--- begin ---

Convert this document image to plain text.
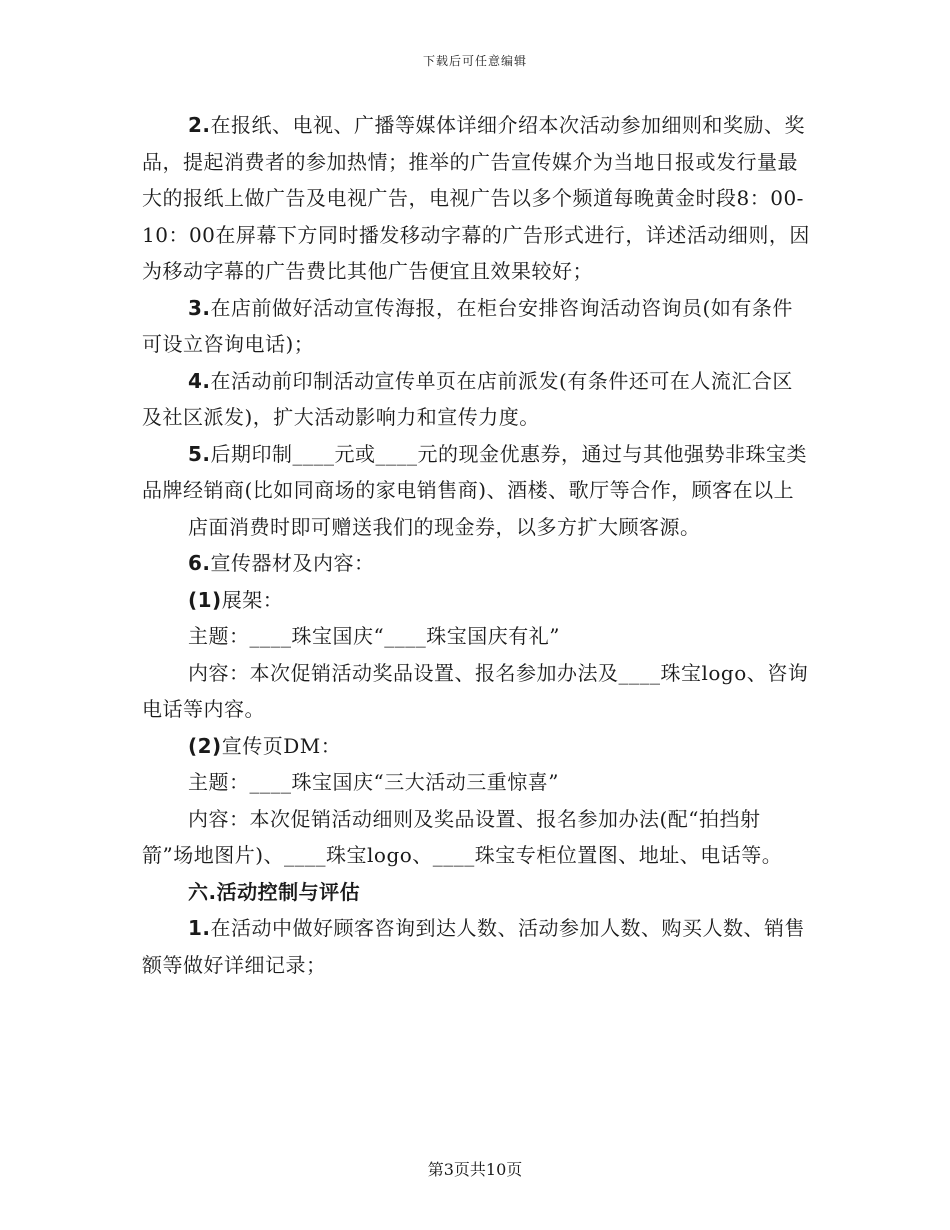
下载后可任意编辑

2.在报纸、电视、广播等媒体详细介绍本次活动参加细则和奖励、奖品，提起消费者的参加热情；推举的广告宣传媒介为当地日报或发行量最大的报纸上做广告及电视广告，电视广告以多个频道每晚黄金时段8：00-10：00在屏幕下方同时播发移动字幕的广告形式进行，详述活动细则，因为移动字幕的广告费比其他广告便宜且效果较好；

3.在店前做好活动宣传海报，在柜台安排咨询活动咨询员(如有条件可设立咨询电话)；

4.在活动前印制活动宣传单页在店前派发(有条件还可在人流汇合区及社区派发)，扩大活动影响力和宣传力度。

5.后期印制____元或____元的现金优惠券，通过与其他强势非珠宝类品牌经销商(比如同商场的家电销售商)、酒楼、歌厅等合作，顾客在以上

店面消费时即可赠送我们的现金券，以多方扩大顾客源。

6.宣传器材及内容：

(1)展架：

主题：____珠宝国庆“____珠宝国庆有礼”

内容：本次促销活动奖品设置、报名参加办法及____珠宝logo、咨询电话等内容。

(2)宣传页DM：

主题：____珠宝国庆“三大活动三重惊喜”

内容：本次促销活动细则及奖品设置、报名参加办法(配“拍挡射箭”场地图片)、____珠宝logo、____珠宝专柜位置图、地址、电话等。

六.活动控制与评估

1.在活动中做好顾客咨询到达人数、活动参加人数、购买人数、销售额等做好详细记录；

第3页共10页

--- end ---

- **REQUIRED TASK**: Write out the records above exactly as they stand, leaving out every picture.

- **REPLY TO THE TASK**:
Convert this document image to plain text.
下载后可任意编辑

2.在报纸、电视、广播等媒体详细介绍本次活动参加细则和奖励、奖品，提起消费者的参加热情；推举的广告宣传媒介为当地日报或发行量最大的报纸上做广告及电视广告，电视广告以多个频道每晚黄金时段8：00-10：00在屏幕下方同时播发移动字幕的广告形式进行，详述活动细则，因为移动字幕的广告费比其他广告便宜且效果较好；

3.在店前做好活动宣传海报，在柜台安排咨询活动咨询员(如有条件可设立咨询电话)；

4.在活动前印制活动宣传单页在店前派发(有条件还可在人流汇合区及社区派发)，扩大活动影响力和宣传力度。

5.后期印制____元或____元的现金优惠券，通过与其他强势非珠宝类品牌经销商(比如同商场的家电销售商)、酒楼、歌厅等合作，顾客在以上

店面消费时即可赠送我们的现金券，以多方扩大顾客源。

6.宣传器材及内容：

(1)展架：

主题：____珠宝国庆“____珠宝国庆有礼”

内容：本次促销活动奖品设置、报名参加办法及____珠宝logo、咨询电话等内容。

(2)宣传页DM：

主题：____珠宝国庆“三大活动三重惊喜”

内容：本次促销活动细则及奖品设置、报名参加办法(配“拍挡射箭”场地图片)、____珠宝logo、____珠宝专柜位置图、地址、电话等。

六.活动控制与评估

1.在活动中做好顾客咨询到达人数、活动参加人数、购买人数、销售额等做好详细记录；

第3页共10页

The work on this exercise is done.